#### Challenge
Of the lines in the listing below, how many hold "this"? Answer with the number only.
------------------------------------------------------------------------
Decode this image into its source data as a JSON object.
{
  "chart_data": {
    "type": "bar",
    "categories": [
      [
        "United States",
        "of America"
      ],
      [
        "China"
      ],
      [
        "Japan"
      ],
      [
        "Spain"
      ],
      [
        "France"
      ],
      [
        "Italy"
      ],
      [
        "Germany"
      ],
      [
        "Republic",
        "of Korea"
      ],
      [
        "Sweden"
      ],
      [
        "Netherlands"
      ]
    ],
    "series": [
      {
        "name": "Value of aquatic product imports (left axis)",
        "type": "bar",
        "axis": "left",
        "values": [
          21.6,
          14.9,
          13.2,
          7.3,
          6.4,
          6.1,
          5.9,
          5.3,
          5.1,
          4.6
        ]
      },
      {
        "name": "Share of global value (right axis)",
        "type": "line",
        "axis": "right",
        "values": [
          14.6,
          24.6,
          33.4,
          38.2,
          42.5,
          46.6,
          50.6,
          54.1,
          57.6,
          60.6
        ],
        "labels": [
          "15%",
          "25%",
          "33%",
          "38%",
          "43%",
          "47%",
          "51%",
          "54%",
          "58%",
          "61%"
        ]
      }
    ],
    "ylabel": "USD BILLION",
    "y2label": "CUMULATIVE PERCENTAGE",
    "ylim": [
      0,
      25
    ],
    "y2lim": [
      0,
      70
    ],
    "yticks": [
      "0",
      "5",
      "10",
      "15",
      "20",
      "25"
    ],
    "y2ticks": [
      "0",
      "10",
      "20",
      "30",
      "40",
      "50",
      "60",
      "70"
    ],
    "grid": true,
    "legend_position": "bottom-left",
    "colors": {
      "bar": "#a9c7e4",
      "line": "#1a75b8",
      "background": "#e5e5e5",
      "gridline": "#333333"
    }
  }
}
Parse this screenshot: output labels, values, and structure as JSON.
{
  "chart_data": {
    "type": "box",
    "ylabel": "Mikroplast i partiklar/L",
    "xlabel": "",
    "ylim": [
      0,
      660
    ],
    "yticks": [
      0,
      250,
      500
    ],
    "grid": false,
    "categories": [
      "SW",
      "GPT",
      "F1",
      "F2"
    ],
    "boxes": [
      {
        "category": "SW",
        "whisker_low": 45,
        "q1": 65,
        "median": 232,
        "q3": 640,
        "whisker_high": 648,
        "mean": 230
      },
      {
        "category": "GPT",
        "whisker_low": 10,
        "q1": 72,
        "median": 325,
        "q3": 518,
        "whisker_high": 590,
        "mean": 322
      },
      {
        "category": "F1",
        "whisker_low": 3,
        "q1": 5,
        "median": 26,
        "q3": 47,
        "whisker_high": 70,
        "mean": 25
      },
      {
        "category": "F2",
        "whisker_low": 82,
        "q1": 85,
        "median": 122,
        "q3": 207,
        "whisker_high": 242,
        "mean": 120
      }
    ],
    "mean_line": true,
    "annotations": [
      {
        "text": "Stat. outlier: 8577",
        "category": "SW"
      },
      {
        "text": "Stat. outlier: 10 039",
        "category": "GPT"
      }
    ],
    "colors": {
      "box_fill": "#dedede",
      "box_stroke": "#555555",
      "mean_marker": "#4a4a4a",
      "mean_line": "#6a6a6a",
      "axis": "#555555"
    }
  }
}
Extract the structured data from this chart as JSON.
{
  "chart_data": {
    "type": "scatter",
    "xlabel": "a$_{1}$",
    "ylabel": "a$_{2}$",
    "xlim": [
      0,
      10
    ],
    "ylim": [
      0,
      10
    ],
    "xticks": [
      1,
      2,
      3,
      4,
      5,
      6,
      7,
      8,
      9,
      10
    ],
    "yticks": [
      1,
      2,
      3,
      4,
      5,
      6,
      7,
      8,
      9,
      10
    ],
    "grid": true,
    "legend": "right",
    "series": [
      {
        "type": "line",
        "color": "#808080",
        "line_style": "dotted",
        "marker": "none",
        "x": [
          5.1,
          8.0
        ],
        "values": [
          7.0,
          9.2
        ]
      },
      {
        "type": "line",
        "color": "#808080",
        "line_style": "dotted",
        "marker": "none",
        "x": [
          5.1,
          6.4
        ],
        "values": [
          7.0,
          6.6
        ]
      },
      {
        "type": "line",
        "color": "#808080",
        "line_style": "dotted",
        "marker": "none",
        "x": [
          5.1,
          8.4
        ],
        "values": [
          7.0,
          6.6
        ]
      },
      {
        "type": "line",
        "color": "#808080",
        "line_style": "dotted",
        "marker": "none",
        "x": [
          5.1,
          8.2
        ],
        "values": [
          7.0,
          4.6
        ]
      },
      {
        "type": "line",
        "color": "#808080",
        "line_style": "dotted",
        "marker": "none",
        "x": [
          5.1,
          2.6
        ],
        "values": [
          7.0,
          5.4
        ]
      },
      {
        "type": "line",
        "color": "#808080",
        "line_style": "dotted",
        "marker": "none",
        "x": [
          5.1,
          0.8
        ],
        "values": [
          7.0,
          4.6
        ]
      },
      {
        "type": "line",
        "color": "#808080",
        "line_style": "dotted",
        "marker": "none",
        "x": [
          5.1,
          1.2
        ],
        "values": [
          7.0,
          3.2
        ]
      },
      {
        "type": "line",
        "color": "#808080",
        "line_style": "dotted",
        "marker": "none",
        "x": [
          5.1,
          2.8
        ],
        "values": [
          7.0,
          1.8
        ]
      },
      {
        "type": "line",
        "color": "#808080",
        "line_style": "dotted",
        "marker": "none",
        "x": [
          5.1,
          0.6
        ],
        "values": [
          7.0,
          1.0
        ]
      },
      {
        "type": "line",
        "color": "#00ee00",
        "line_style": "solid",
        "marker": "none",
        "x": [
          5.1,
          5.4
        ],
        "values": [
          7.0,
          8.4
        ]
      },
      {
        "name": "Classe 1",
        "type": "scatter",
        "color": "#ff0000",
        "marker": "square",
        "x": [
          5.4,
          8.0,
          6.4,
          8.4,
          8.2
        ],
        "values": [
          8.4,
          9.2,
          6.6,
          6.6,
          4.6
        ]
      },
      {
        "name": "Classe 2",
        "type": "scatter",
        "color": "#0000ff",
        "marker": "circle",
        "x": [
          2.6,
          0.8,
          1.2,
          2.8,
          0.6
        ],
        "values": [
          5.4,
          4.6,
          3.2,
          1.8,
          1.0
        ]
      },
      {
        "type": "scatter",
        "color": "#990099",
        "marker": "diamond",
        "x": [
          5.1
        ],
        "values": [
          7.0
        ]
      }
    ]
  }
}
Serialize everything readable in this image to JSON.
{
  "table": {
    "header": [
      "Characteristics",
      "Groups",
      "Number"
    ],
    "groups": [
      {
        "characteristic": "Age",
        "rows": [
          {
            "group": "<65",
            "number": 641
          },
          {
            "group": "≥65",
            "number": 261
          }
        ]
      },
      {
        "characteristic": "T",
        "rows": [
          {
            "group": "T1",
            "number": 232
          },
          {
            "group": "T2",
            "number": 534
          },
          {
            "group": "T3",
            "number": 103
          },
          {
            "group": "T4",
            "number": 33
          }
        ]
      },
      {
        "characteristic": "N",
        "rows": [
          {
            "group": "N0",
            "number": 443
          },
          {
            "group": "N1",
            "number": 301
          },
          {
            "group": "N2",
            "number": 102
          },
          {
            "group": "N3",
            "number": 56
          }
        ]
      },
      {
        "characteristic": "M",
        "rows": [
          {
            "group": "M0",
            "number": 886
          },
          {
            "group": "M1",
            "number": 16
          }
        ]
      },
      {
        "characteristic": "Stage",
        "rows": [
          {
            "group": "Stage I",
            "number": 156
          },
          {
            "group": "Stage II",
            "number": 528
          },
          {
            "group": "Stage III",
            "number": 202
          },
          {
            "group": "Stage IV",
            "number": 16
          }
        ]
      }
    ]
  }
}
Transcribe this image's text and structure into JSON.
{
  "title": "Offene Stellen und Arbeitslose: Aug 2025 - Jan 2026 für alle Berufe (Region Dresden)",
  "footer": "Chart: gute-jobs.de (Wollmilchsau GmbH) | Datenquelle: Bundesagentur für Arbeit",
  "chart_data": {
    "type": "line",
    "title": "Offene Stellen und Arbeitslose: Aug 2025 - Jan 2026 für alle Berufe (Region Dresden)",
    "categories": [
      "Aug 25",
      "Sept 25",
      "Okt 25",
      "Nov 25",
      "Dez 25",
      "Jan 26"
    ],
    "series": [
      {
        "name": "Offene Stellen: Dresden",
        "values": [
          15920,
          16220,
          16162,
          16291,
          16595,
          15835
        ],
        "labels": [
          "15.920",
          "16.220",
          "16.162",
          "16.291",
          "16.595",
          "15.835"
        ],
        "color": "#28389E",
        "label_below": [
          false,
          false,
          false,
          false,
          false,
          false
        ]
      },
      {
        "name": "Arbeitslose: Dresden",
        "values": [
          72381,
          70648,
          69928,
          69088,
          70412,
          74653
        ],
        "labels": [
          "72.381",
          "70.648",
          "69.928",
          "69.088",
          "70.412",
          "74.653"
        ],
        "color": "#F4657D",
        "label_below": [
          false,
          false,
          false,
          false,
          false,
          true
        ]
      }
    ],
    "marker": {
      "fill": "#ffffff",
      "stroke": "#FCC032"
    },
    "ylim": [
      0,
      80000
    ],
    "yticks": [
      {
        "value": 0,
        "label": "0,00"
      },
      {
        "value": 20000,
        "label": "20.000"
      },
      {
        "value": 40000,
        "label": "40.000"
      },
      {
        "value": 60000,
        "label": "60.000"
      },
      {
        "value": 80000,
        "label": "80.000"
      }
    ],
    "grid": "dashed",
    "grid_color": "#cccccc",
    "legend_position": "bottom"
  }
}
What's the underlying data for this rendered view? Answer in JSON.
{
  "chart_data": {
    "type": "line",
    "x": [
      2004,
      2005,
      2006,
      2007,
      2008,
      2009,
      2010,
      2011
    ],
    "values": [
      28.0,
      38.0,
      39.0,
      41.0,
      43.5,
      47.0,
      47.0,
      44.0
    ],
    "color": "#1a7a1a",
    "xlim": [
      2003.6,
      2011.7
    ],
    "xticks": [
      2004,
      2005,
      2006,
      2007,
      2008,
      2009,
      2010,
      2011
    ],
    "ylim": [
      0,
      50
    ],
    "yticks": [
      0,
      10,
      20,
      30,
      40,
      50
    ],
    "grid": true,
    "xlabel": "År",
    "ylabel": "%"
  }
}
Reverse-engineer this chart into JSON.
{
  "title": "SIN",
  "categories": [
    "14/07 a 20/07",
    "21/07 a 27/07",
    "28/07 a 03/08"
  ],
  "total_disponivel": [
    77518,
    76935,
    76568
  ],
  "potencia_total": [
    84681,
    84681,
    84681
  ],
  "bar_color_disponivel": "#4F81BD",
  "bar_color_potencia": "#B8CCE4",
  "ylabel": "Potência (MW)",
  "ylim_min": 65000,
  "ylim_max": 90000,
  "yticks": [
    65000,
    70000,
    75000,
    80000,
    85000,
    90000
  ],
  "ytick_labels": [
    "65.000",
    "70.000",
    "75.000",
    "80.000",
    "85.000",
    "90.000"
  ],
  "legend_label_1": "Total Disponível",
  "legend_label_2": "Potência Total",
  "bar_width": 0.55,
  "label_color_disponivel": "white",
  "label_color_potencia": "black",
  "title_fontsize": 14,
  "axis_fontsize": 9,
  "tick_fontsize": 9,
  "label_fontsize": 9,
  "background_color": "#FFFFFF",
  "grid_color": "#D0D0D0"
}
------------------------------------------------------------------------
#### Complete output
7